• _PROBLEM DETAILS_
Set out the lines below as a Markdown table with the columns "Row" and "Line": number each line in the first column and put the line itself in the second, skipping any blank lines.
-- START --
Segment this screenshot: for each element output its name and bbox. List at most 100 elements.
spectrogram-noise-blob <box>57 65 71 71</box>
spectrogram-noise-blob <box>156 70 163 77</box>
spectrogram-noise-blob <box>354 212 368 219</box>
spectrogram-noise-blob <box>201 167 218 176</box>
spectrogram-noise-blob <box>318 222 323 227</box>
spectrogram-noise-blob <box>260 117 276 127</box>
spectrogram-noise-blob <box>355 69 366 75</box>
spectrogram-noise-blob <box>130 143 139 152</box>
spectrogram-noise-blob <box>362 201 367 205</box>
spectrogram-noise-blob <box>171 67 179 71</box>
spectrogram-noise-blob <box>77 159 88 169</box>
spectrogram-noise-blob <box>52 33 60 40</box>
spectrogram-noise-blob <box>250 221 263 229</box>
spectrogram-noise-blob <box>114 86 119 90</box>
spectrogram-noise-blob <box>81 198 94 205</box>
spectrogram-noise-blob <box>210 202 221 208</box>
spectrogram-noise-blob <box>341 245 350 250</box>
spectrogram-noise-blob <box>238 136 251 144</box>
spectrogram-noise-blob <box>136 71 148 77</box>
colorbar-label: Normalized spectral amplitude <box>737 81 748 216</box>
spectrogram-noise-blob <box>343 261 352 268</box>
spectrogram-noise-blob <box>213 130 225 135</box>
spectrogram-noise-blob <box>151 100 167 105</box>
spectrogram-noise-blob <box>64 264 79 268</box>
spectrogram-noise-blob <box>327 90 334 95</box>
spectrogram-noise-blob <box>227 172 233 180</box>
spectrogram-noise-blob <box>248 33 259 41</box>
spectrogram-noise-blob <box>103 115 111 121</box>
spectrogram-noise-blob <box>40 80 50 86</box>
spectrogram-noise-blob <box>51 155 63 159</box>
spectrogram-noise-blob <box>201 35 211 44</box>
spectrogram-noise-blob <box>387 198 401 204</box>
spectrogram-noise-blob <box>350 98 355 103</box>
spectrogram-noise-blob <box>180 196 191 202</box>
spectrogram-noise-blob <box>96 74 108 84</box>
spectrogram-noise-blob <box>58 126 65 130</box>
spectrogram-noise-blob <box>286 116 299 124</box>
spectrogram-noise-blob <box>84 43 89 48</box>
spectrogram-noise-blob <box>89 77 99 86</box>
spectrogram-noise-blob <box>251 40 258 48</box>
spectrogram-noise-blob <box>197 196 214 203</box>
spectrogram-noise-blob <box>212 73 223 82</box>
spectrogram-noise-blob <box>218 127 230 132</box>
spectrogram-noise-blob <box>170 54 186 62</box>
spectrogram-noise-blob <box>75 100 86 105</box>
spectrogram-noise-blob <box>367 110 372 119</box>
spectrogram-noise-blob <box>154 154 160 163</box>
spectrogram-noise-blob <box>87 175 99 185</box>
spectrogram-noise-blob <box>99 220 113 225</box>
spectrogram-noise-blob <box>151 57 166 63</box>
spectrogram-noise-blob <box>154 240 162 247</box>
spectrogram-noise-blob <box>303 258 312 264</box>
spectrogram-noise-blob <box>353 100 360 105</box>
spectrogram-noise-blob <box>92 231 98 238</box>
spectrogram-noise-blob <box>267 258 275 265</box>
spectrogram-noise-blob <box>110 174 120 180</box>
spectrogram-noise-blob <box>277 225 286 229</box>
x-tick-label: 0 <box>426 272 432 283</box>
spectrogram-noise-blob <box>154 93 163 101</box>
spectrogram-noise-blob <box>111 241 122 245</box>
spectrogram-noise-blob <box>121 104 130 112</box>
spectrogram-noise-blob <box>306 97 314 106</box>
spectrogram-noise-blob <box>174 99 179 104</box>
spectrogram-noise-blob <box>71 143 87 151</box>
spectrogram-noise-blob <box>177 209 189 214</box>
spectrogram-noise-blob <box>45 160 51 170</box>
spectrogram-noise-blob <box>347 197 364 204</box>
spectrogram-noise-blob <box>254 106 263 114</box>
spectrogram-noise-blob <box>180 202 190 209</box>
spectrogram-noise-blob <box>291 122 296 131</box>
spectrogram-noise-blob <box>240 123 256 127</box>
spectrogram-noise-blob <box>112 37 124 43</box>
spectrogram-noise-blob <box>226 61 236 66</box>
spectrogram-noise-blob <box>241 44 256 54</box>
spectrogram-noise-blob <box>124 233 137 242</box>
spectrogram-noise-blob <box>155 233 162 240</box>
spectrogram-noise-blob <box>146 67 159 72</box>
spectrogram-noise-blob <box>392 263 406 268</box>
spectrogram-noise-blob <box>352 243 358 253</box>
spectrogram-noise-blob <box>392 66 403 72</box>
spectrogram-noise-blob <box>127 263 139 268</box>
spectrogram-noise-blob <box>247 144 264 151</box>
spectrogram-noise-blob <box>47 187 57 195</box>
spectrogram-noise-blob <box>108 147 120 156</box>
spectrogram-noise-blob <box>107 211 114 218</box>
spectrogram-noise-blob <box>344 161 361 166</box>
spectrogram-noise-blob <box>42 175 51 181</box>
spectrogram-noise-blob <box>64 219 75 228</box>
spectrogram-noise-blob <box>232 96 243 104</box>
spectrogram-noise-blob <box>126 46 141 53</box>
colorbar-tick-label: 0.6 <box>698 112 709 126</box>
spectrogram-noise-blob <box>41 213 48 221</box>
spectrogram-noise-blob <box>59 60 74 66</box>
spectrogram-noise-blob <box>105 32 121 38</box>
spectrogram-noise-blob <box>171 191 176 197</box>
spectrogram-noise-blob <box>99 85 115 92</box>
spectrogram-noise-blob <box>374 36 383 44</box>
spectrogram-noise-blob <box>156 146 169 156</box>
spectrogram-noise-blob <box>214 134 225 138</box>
-- END --
• _RESULT FOR THIS TASK_
| Row | Line |
|---|---|
| 1 | Segment this screenshot: for each element output its name and bbox. List at most 100 elements. |
| 2 | spectrogram-noise-blob <box>57 65 71 71</box> |
| 3 | spectrogram-noise-blob <box>156 70 163 77</box> |
| 4 | spectrogram-noise-blob <box>354 212 368 219</box> |
| 5 | spectrogram-noise-blob <box>201 167 218 176</box> |
| 6 | spectrogram-noise-blob <box>318 222 323 227</box> |
| 7 | spectrogram-noise-blob <box>260 117 276 127</box> |
| 8 | spectrogram-noise-blob <box>355 69 366 75</box> |
| 9 | spectrogram-noise-blob <box>130 143 139 152</box> |
| 10 | spectrogram-noise-blob <box>362 201 367 205</box> |
| 11 | spectrogram-noise-blob <box>171 67 179 71</box> |
| 12 | spectrogram-noise-blob <box>77 159 88 169</box> |
| 13 | spectrogram-noise-blob <box>52 33 60 40</box> |
| 14 | spectrogram-noise-blob <box>250 221 263 229</box> |
| 15 | spectrogram-noise-blob <box>114 86 119 90</box> |
| 16 | spectrogram-noise-blob <box>81 198 94 205</box> |
| 17 | spectrogram-noise-blob <box>210 202 221 208</box> |
| 18 | spectrogram-noise-blob <box>341 245 350 250</box> |
| 19 | spectrogram-noise-blob <box>238 136 251 144</box> |
| 20 | spectrogram-noise-blob <box>136 71 148 77</box> |
| 21 | colorbar-label: Normalized spectral amplitude <box>737 81 748 216</box> |
| 22 | spectrogram-noise-blob <box>343 261 352 268</box> |
| 23 | spectrogram-noise-blob <box>213 130 225 135</box> |
| 24 | spectrogram-noise-blob <box>151 100 167 105</box> |
| 25 | spectrogram-noise-blob <box>64 264 79 268</box> |
| 26 | spectrogram-noise-blob <box>327 90 334 95</box> |
| 27 | spectrogram-noise-blob <box>227 172 233 180</box> |
| 28 | spectrogram-noise-blob <box>248 33 259 41</box> |
| 29 | spectrogram-noise-blob <box>103 115 111 121</box> |
| 30 | spectrogram-noise-blob <box>40 80 50 86</box> |
| 31 | spectrogram-noise-blob <box>51 155 63 159</box> |
| 32 | spectrogram-noise-blob <box>201 35 211 44</box> |
| 33 | spectrogram-noise-blob <box>387 198 401 204</box> |
| 34 | spectrogram-noise-blob <box>350 98 355 103</box> |
| 35 | spectrogram-noise-blob <box>180 196 191 202</box> |
| 36 | spectrogram-noise-blob <box>96 74 108 84</box> |
| 37 | spectrogram-noise-blob <box>58 126 65 130</box> |
| 38 | spectrogram-noise-blob <box>286 116 299 124</box> |
| 39 | spectrogram-noise-blob <box>84 43 89 48</box> |
| 40 | spectrogram-noise-blob <box>89 77 99 86</box> |
| 41 | spectrogram-noise-blob <box>251 40 258 48</box> |
| 42 | spectrogram-noise-blob <box>197 196 214 203</box> |
| 43 | spectrogram-noise-blob <box>212 73 223 82</box> |
| 44 | spectrogram-noise-blob <box>218 127 230 132</box> |
| 45 | spectrogram-noise-blob <box>170 54 186 62</box> |
| 46 | spectrogram-noise-blob <box>75 100 86 105</box> |
| 47 | spectrogram-noise-blob <box>367 110 372 119</box> |
| 48 | spectrogram-noise-blob <box>154 154 160 163</box> |
| 49 | spectrogram-noise-blob <box>87 175 99 185</box> |
| 50 | spectrogram-noise-blob <box>99 220 113 225</box> |
| 51 | spectrogram-noise-blob <box>151 57 166 63</box> |
| 52 | spectrogram-noise-blob <box>154 240 162 247</box> |
| 53 | spectrogram-noise-blob <box>303 258 312 264</box> |
| 54 | spectrogram-noise-blob <box>353 100 360 105</box> |
| 55 | spectrogram-noise-blob <box>92 231 98 238</box> |
| 56 | spectrogram-noise-blob <box>267 258 275 265</box> |
| 57 | spectrogram-noise-blob <box>110 174 120 180</box> |
| 58 | spectrogram-noise-blob <box>277 225 286 229</box> |
| 59 | x-tick-label: 0 <box>426 272 432 283</box> |
| 60 | spectrogram-noise-blob <box>154 93 163 101</box> |
| 61 | spectrogram-noise-blob <box>111 241 122 245</box> |
| 62 | spectrogram-noise-blob <box>121 104 130 112</box> |
| 63 | spectrogram-noise-blob <box>306 97 314 106</box> |
| 64 | spectrogram-noise-blob <box>174 99 179 104</box> |
| 65 | spectrogram-noise-blob <box>71 143 87 151</box> |
| 66 | spectrogram-noise-blob <box>177 209 189 214</box> |
| 67 | spectrogram-noise-blob <box>45 160 51 170</box> |
| 68 | spectrogram-noise-blob <box>347 197 364 204</box> |
| 69 | spectrogram-noise-blob <box>254 106 263 114</box> |
| 70 | spectrogram-noise-blob <box>180 202 190 209</box> |
| 71 | spectrogram-noise-blob <box>291 122 296 131</box> |
| 72 | spectrogram-noise-blob <box>240 123 256 127</box> |
| 73 | spectrogram-noise-blob <box>112 37 124 43</box> |
| 74 | spectrogram-noise-blob <box>226 61 236 66</box> |
| 75 | spectrogram-noise-blob <box>241 44 256 54</box> |
| 76 | spectrogram-noise-blob <box>124 233 137 242</box> |
| 77 | spectrogram-noise-blob <box>155 233 162 240</box> |
| 78 | spectrogram-noise-blob <box>146 67 159 72</box> |
| 79 | spectrogram-noise-blob <box>392 263 406 268</box> |
| 80 | spectrogram-noise-blob <box>352 243 358 253</box> |
| 81 | spectrogram-noise-blob <box>392 66 403 72</box> |
| 82 | spectrogram-noise-blob <box>127 263 139 268</box> |
| 83 | spectrogram-noise-blob <box>247 144 264 151</box> |
| 84 | spectrogram-noise-blob <box>47 187 57 195</box> |
| 85 | spectrogram-noise-blob <box>108 147 120 156</box> |
| 86 | spectrogram-noise-blob <box>107 211 114 218</box> |
| 87 | spectrogram-noise-blob <box>344 161 361 166</box> |
| 88 | spectrogram-noise-blob <box>42 175 51 181</box> |
| 89 | spectrogram-noise-blob <box>64 219 75 228</box> |
| 90 | spectrogram-noise-blob <box>232 96 243 104</box> |
| 91 | spectrogram-noise-blob <box>126 46 141 53</box> |
| 92 | colorbar-tick-label: 0.6 <box>698 112 709 126</box> |
| 93 | spectrogram-noise-blob <box>41 213 48 221</box> |
| 94 | spectrogram-noise-blob <box>59 60 74 66</box> |
| 95 | spectrogram-noise-blob <box>105 32 121 38</box> |
| 96 | spectrogram-noise-blob <box>171 191 176 197</box> |
| 97 | spectrogram-noise-blob <box>99 85 115 92</box> |
| 98 | spectrogram-noise-blob <box>374 36 383 44</box> |
| 99 | spectrogram-noise-blob <box>156 146 169 156</box> |
| 100 | spectrogram-noise-blob <box>214 134 225 138</box> |